* Your instructions *
Reproduce the records below in full and exactly, without their images.

* Data extract *
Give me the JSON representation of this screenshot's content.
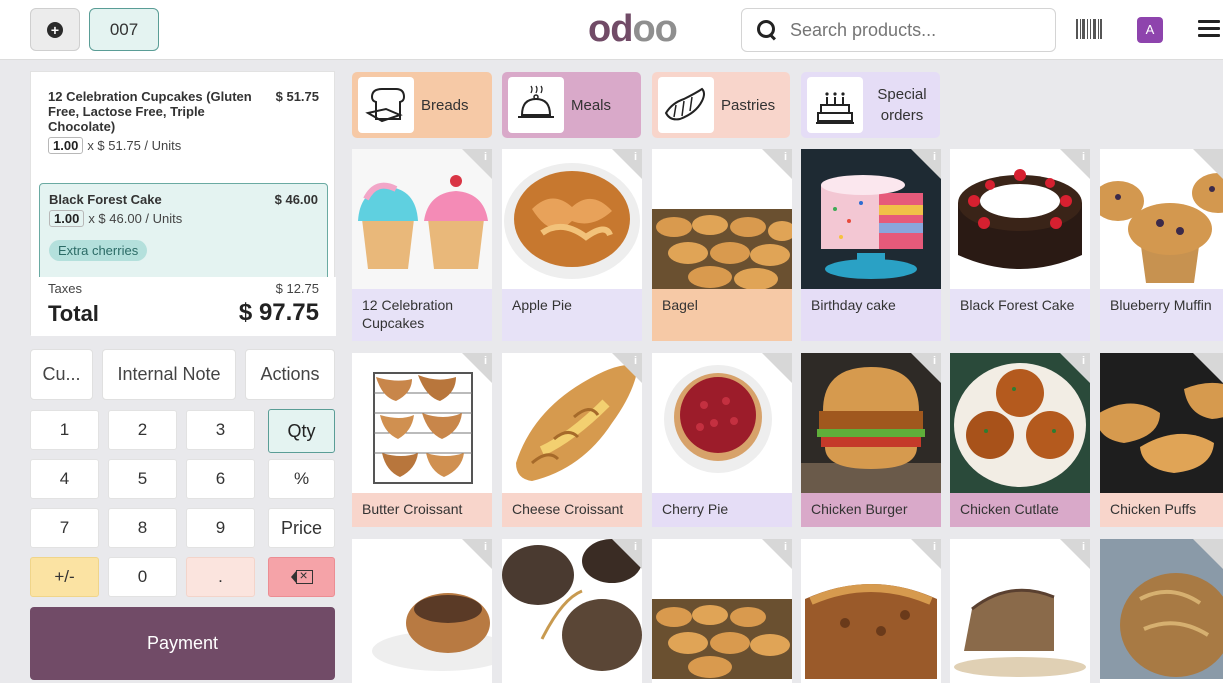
{
  "header": {
    "order_number": "007",
    "logo_part1": "od",
    "logo_part2": "oo",
    "search_placeholder": "Search products...",
    "user_initial": "A"
  },
  "order": {
    "lines": [
      {
        "name": "12 Celebration Cupcakes (Gluten Free, Lactose Free, Triple Chocolate)",
        "price": "$ 51.75",
        "qty": "1.00",
        "unit_text": "x $ 51.75 / Units"
      },
      {
        "name": "Black Forest Cake",
        "price": "$ 46.00",
        "qty": "1.00",
        "unit_text": "x $ 46.00 / Units",
        "note": "Extra cherries"
      }
    ],
    "taxes_label": "Taxes",
    "taxes_value": "$ 12.75",
    "total_label": "Total",
    "total_value": "$ 97.75"
  },
  "controls": {
    "customer": "Cu...",
    "internal_note": "Internal Note",
    "actions": "Actions"
  },
  "numpad": {
    "k1": "1",
    "k2": "2",
    "k3": "3",
    "qty": "Qty",
    "k4": "4",
    "k5": "5",
    "k6": "6",
    "pct": "%",
    "k7": "7",
    "k8": "8",
    "k9": "9",
    "price": "Price",
    "plusminus": "+/-",
    "k0": "0",
    "dot": "."
  },
  "payment_label": "Payment",
  "categories": [
    {
      "label": "Breads",
      "icon": "bread-icon"
    },
    {
      "label": "Meals",
      "icon": "cloche-icon"
    },
    {
      "label": "Pastries",
      "icon": "croissant-icon"
    },
    {
      "label": "Special orders",
      "icon": "cake-icon"
    }
  ],
  "products": [
    {
      "name": "12 Celebration Cupcakes"
    },
    {
      "name": "Apple Pie"
    },
    {
      "name": "Bagel"
    },
    {
      "name": "Birthday cake"
    },
    {
      "name": "Black Forest Cake"
    },
    {
      "name": "Blueberry Muffin"
    },
    {
      "name": "Butter Croissant"
    },
    {
      "name": "Cheese Croissant"
    },
    {
      "name": "Cherry Pie"
    },
    {
      "name": "Chicken Burger"
    },
    {
      "name": "Chicken Cutlate"
    },
    {
      "name": "Chicken Puffs"
    }
  ],
  "colors": {
    "brand": "#714b67",
    "accent_teal": "#5a9d96",
    "breads": "#f6c9a6",
    "meals": "#d9a9c9",
    "pastries": "#f8d5cb",
    "special": "#e5ddf6"
  }
}
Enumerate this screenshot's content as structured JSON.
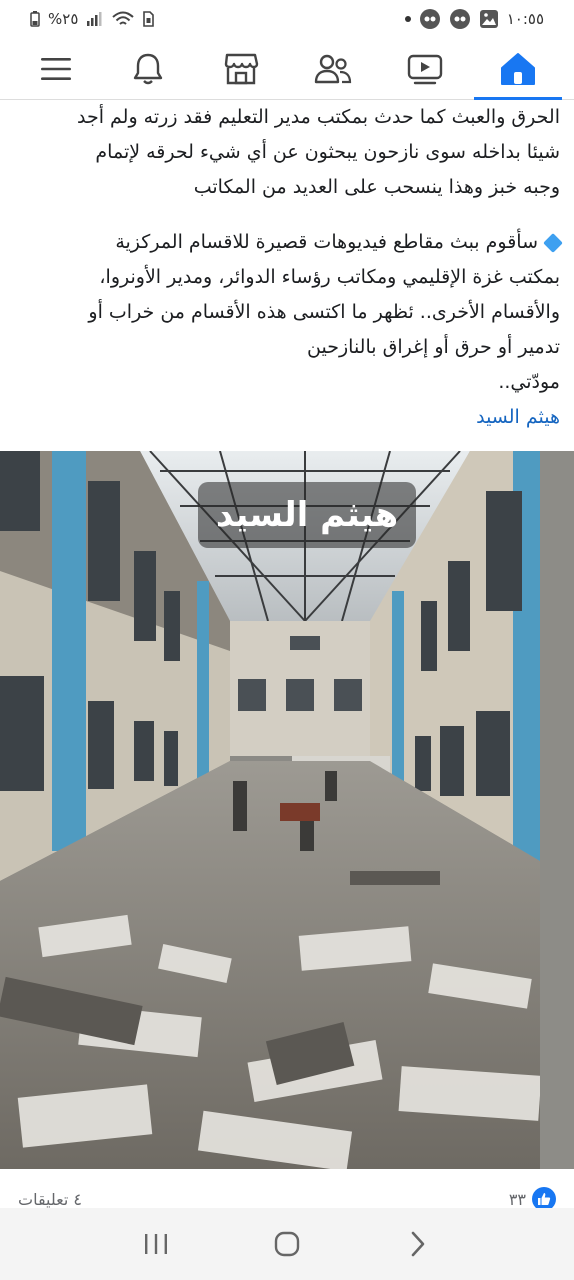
{
  "status_bar": {
    "battery": "%٢٥",
    "time": "١٠:٥٥"
  },
  "nav": {
    "items": [
      {
        "name": "menu-icon"
      },
      {
        "name": "bell-icon"
      },
      {
        "name": "marketplace-icon"
      },
      {
        "name": "friends-icon"
      },
      {
        "name": "video-icon"
      },
      {
        "name": "home-icon",
        "active": true
      }
    ]
  },
  "post": {
    "line1": "الحرق والعبث كما حدث بمكتب مدير التعليم فقد زرته ولم أجد",
    "line2": "شيئا بداخله سوى نازحون يبحثون عن أي شيء لحرقه لإتمام",
    "line3": "وجبه خبز وهذا ينسحب على العديد من المكاتب",
    "line4": "سأقوم ببث مقاطع فيديوهات قصيرة للاقسام المركزية",
    "line5": "بمكتب غزة الإقليمي ومكاتب رؤساء الدوائر، ومدير الأونروا،",
    "line6": "والأقسام الأخرى.. ئظهر ما اكتسى هذه الأقسام من خراب أو",
    "line7": "تدمير أو حرق أو إغراق بالنازحين",
    "line8": "مودّتي..",
    "author": "هيثم السيد"
  },
  "photo": {
    "watermark": "هيثم السيد"
  },
  "reactions": {
    "likes": "٣٣",
    "comments": "٤ تعليقات"
  }
}
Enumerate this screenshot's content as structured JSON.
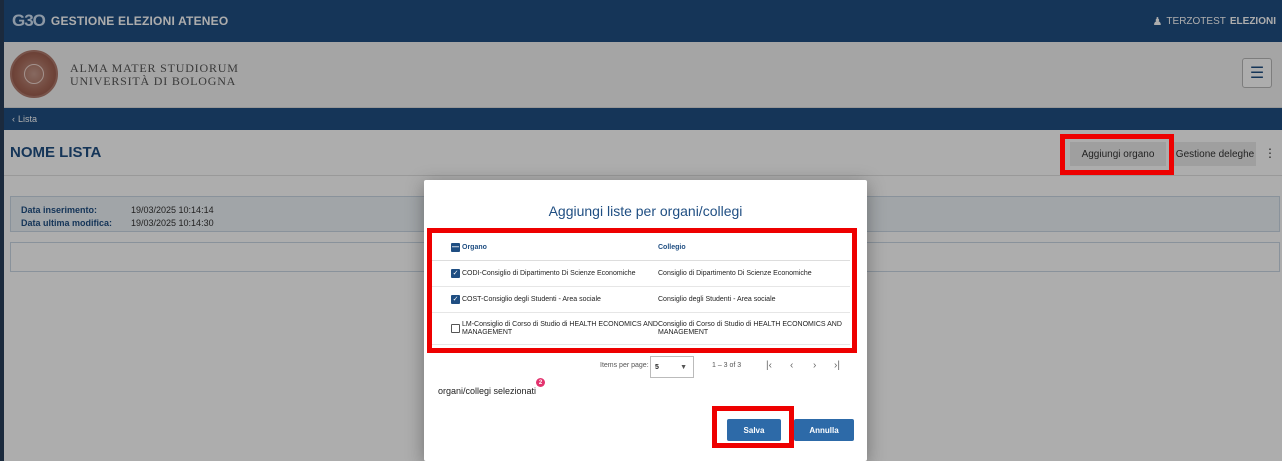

* Answer for the task *
Give me the JSON representation of this screenshot's content.
{
  "header": {
    "order_number": "007",
    "logo_part1": "od",
    "logo_part2": "oo",
    "search_placeholder": "Search products...",
    "user_initial": "A"
  },
  "order": {
    "lines": [
      {
        "name": "12 Celebration Cupcakes (Gluten Free, Lactose Free, Triple Chocolate)",
        "price": "$ 51.75",
        "qty": "1.00",
        "unit_text": "x $ 51.75 / Units"
      },
      {
        "name": "Black Forest Cake",
        "price": "$ 46.00",
        "qty": "1.00",
        "unit_text": "x $ 46.00 / Units",
        "note": "Extra cherries"
      }
    ],
    "taxes_label": "Taxes",
    "taxes_value": "$ 12.75",
    "total_label": "Total",
    "total_value": "$ 97.75"
  },
  "controls": {
    "customer": "Cu...",
    "internal_note": "Internal Note",
    "actions": "Actions"
  },
  "numpad": {
    "k1": "1",
    "k2": "2",
    "k3": "3",
    "qty": "Qty",
    "k4": "4",
    "k5": "5",
    "k6": "6",
    "pct": "%",
    "k7": "7",
    "k8": "8",
    "k9": "9",
    "price": "Price",
    "plusminus": "+/-",
    "k0": "0",
    "dot": "."
  },
  "payment_label": "Payment",
  "categories": [
    {
      "label": "Breads",
      "icon": "bread-icon"
    },
    {
      "label": "Meals",
      "icon": "cloche-icon"
    },
    {
      "label": "Pastries",
      "icon": "croissant-icon"
    },
    {
      "label": "Special orders",
      "icon": "cake-icon"
    }
  ],
  "products": [
    {
      "name": "12 Celebration Cupcakes"
    },
    {
      "name": "Apple Pie"
    },
    {
      "name": "Bagel"
    },
    {
      "name": "Birthday cake"
    },
    {
      "name": "Black Forest Cake"
    },
    {
      "name": "Blueberry Muffin"
    },
    {
      "name": "Butter Croissant"
    },
    {
      "name": "Cheese Croissant"
    },
    {
      "name": "Cherry Pie"
    },
    {
      "name": "Chicken Burger"
    },
    {
      "name": "Chicken Cutlate"
    },
    {
      "name": "Chicken Puffs"
    }
  ],
  "colors": {
    "brand": "#714b67",
    "accent_teal": "#5a9d96",
    "breads": "#f6c9a6",
    "meals": "#d9a9c9",
    "pastries": "#f8d5cb",
    "special": "#e5ddf6"
  }
}
Enumerate this screenshot's content as structured JSON.
{
  "status_bar": {
    "battery": "%٢٥",
    "time": "١٠:٥٥"
  },
  "nav": {
    "items": [
      {
        "name": "menu-icon"
      },
      {
        "name": "bell-icon"
      },
      {
        "name": "marketplace-icon"
      },
      {
        "name": "friends-icon"
      },
      {
        "name": "video-icon"
      },
      {
        "name": "home-icon",
        "active": true
      }
    ]
  },
  "post": {
    "line1": "الحرق والعبث كما حدث بمكتب مدير التعليم فقد زرته ولم أجد",
    "line2": "شيئا بداخله سوى نازحون يبحثون عن أي شيء لحرقه لإتمام",
    "line3": "وجبه خبز وهذا ينسحب على العديد من المكاتب",
    "line4": "سأقوم ببث مقاطع فيديوهات قصيرة للاقسام المركزية",
    "line5": "بمكتب غزة الإقليمي ومكاتب رؤساء الدوائر، ومدير الأونروا،",
    "line6": "والأقسام الأخرى.. ئظهر ما اكتسى هذه الأقسام من خراب أو",
    "line7": "تدمير أو حرق أو إغراق بالنازحين",
    "line8": "مودّتي..",
    "author": "هيثم السيد"
  },
  "photo": {
    "watermark": "هيثم السيد"
  },
  "reactions": {
    "likes": "٣٣",
    "comments": "٤ تعليقات"
  }
}
Enumerate this screenshot's content as structured JSON.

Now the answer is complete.